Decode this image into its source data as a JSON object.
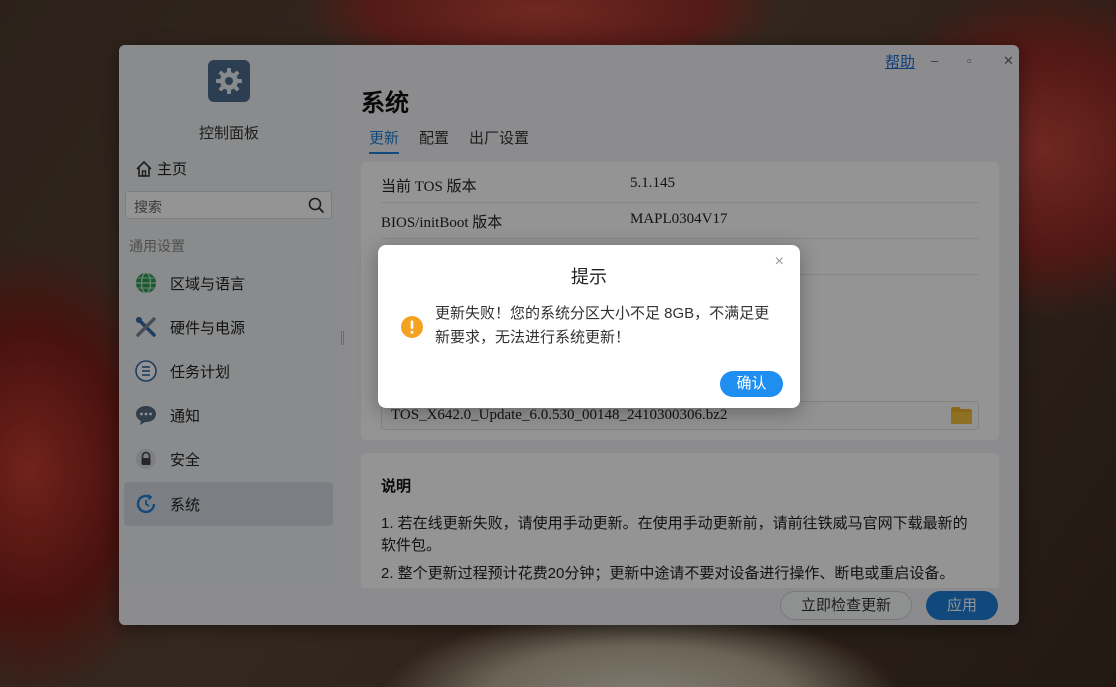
{
  "window": {
    "app_title": "控制面板",
    "help_link": "帮助",
    "min_glyph": "–",
    "max_glyph": "▫",
    "close_glyph": "✕"
  },
  "sidebar": {
    "home": "主页",
    "search_placeholder": "搜索",
    "section": "通用设置",
    "items": [
      {
        "label": "区域与语言",
        "icon": "globe-icon"
      },
      {
        "label": "硬件与电源",
        "icon": "tools-icon"
      },
      {
        "label": "任务计划",
        "icon": "task-list-icon"
      },
      {
        "label": "通知",
        "icon": "chat-bubble-icon"
      },
      {
        "label": "安全",
        "icon": "lock-icon"
      },
      {
        "label": "系统",
        "icon": "system-update-icon"
      }
    ]
  },
  "main": {
    "title": "系统",
    "tabs": [
      "更新",
      "配置",
      "出厂设置"
    ],
    "info_rows": [
      {
        "key": "当前 TOS 版本",
        "value": "5.1.145"
      },
      {
        "key": "BIOS/initBoot 版本",
        "value": "MAPL0304V17"
      }
    ],
    "update_file": "TOS_X642.0_Update_6.0.530_00148_2410300306.bz2",
    "notes": {
      "heading": "说明",
      "items": [
        "1. 若在线更新失败，请使用手动更新。在使用手动更新前，请前往铁威马官网下载最新的软件包。",
        "2. 整个更新过程预计花费20分钟；更新中途请不要对设备进行操作、断电或重启设备。"
      ]
    },
    "footer": {
      "check_button": "立即检查更新",
      "apply_button": "应用"
    }
  },
  "dialog": {
    "title": "提示",
    "message": "更新失败！您的系统分区大小不足 8GB，不满足更新要求，无法进行系统更新！",
    "confirm": "确认",
    "close_glyph": "×"
  },
  "colors": {
    "accent": "#1e7fd8",
    "warning": "#f4a222"
  }
}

### Stated exercise
Repeat each entry exactly as it appears; skip any picture.

### Written response
Decode this image into its source data as a JSON object.
{
  "window": {
    "app_title": "控制面板",
    "help_link": "帮助",
    "min_glyph": "–",
    "max_glyph": "▫",
    "close_glyph": "✕"
  },
  "sidebar": {
    "home": "主页",
    "search_placeholder": "搜索",
    "section": "通用设置",
    "items": [
      {
        "label": "区域与语言",
        "icon": "globe-icon"
      },
      {
        "label": "硬件与电源",
        "icon": "tools-icon"
      },
      {
        "label": "任务计划",
        "icon": "task-list-icon"
      },
      {
        "label": "通知",
        "icon": "chat-bubble-icon"
      },
      {
        "label": "安全",
        "icon": "lock-icon"
      },
      {
        "label": "系统",
        "icon": "system-update-icon"
      }
    ]
  },
  "main": {
    "title": "系统",
    "tabs": [
      "更新",
      "配置",
      "出厂设置"
    ],
    "info_rows": [
      {
        "key": "当前 TOS 版本",
        "value": "5.1.145"
      },
      {
        "key": "BIOS/initBoot 版本",
        "value": "MAPL0304V17"
      }
    ],
    "update_file": "TOS_X642.0_Update_6.0.530_00148_2410300306.bz2",
    "notes": {
      "heading": "说明",
      "items": [
        "1. 若在线更新失败，请使用手动更新。在使用手动更新前，请前往铁威马官网下载最新的软件包。",
        "2. 整个更新过程预计花费20分钟；更新中途请不要对设备进行操作、断电或重启设备。"
      ]
    },
    "footer": {
      "check_button": "立即检查更新",
      "apply_button": "应用"
    }
  },
  "dialog": {
    "title": "提示",
    "message": "更新失败！您的系统分区大小不足 8GB，不满足更新要求，无法进行系统更新！",
    "confirm": "确认",
    "close_glyph": "×"
  },
  "colors": {
    "accent": "#1e7fd8",
    "warning": "#f4a222"
  }
}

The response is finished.